STATED TASK
Give the data below again, word for word.

--- start ---

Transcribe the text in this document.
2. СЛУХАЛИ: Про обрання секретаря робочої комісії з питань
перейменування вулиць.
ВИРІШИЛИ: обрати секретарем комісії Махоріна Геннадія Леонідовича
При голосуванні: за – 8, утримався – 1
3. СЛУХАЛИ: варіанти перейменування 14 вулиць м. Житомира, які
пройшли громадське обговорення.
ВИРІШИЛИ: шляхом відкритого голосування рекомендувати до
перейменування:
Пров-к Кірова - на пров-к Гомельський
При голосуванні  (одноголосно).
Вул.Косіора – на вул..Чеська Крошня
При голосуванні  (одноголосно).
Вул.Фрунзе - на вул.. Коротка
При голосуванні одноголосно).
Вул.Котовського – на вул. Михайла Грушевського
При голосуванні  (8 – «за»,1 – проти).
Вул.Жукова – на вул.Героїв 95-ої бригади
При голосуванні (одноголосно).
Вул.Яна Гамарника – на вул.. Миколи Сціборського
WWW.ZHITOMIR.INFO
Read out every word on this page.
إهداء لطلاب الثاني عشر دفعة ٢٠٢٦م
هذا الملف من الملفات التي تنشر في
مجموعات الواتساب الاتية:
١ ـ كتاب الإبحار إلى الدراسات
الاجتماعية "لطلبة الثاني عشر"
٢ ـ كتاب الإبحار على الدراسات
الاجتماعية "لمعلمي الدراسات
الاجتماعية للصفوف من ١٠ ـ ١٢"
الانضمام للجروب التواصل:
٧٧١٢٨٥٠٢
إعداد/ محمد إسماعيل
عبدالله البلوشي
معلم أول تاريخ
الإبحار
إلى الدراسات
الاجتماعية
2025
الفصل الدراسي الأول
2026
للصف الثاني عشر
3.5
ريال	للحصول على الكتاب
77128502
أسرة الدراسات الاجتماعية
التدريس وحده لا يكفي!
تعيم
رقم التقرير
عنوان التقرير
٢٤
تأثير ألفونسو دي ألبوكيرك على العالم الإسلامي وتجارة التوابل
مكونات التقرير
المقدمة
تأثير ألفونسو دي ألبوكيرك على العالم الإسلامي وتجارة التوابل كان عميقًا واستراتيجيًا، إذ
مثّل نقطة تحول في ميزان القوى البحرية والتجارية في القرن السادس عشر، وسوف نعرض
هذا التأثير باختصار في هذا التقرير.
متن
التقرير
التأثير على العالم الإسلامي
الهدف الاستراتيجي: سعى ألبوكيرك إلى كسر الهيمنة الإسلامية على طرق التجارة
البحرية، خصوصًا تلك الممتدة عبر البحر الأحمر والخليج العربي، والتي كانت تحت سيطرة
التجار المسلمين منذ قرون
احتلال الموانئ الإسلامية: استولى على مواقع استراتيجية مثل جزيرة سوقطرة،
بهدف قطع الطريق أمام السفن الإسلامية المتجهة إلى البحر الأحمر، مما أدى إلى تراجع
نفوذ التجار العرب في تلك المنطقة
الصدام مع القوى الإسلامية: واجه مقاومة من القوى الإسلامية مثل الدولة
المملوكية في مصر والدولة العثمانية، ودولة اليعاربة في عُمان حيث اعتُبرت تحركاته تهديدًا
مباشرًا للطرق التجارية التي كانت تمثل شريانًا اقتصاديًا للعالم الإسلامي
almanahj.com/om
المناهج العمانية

--- end ---

TASK RESPONSE
Transcribe the text in this document.
2. СЛУХАЛИ: Про обрання секретаря робочої комісії з питань
перейменування вулиць.
ВИРІШИЛИ: обрати секретарем комісії Махоріна Геннадія Леонідовича
При голосуванні: за – 8, утримався – 1
3. СЛУХАЛИ: варіанти перейменування 14 вулиць м. Житомира, які
пройшли громадське обговорення.
ВИРІШИЛИ: шляхом відкритого голосування рекомендувати до
перейменування:
Пров-к Кірова - на пров-к Гомельський
При голосуванні  (одноголосно).
Вул.Косіора – на вул..Чеська Крошня
При голосуванні  (одноголосно).
Вул.Фрунзе - на вул.. Коротка
При голосуванні одноголосно).
Вул.Котовського – на вул. Михайла Грушевського
При голосуванні  (8 – «за»,1 – проти).
Вул.Жукова – на вул.Героїв 95-ої бригади
При голосуванні (одноголосно).
Вул.Яна Гамарника – на вул.. Миколи Сціборського
WWW.ZHITOMIR.INFO
Read out every word on this page.
إهداء لطلاب الثاني عشر دفعة ٢٠٢٦م
هذا الملف من الملفات التي تنشر في
مجموعات الواتساب الاتية:
١ ـ كتاب الإبحار إلى الدراسات
الاجتماعية "لطلبة الثاني عشر"
٢ ـ كتاب الإبحار على الدراسات
الاجتماعية "لمعلمي الدراسات
الاجتماعية للصفوف من ١٠ ـ ١٢"
الانضمام للجروب التواصل:
٧٧١٢٨٥٠٢
إعداد/ محمد إسماعيل
عبدالله البلوشي
معلم أول تاريخ
الإبحار
إلى الدراسات
الاجتماعية
2025
الفصل الدراسي الأول
2026
للصف الثاني عشر
3.5
ريال	للحصول على الكتاب
77128502
أسرة الدراسات الاجتماعية
التدريس وحده لا يكفي!
تعيم
رقم التقرير
عنوان التقرير
٢٤
تأثير ألفونسو دي ألبوكيرك على العالم الإسلامي وتجارة التوابل
مكونات التقرير
المقدمة
تأثير ألفونسو دي ألبوكيرك على العالم الإسلامي وتجارة التوابل كان عميقًا واستراتيجيًا، إذ
مثّل نقطة تحول في ميزان القوى البحرية والتجارية في القرن السادس عشر، وسوف نعرض
هذا التأثير باختصار في هذا التقرير.
متن
التقرير
التأثير على العالم الإسلامي
الهدف الاستراتيجي: سعى ألبوكيرك إلى كسر الهيمنة الإسلامية على طرق التجارة
البحرية، خصوصًا تلك الممتدة عبر البحر الأحمر والخليج العربي، والتي كانت تحت سيطرة
التجار المسلمين منذ قرون
احتلال الموانئ الإسلامية: استولى على مواقع استراتيجية مثل جزيرة سوقطرة،
بهدف قطع الطريق أمام السفن الإسلامية المتجهة إلى البحر الأحمر، مما أدى إلى تراجع
نفوذ التجار العرب في تلك المنطقة
الصدام مع القوى الإسلامية: واجه مقاومة من القوى الإسلامية مثل الدولة
المملوكية في مصر والدولة العثمانية، ودولة اليعاربة في عُمان حيث اعتُبرت تحركاته تهديدًا
مباشرًا للطرق التجارية التي كانت تمثل شريانًا اقتصاديًا للعالم الإسلامي
almanahj.com/om
المناهج العمانية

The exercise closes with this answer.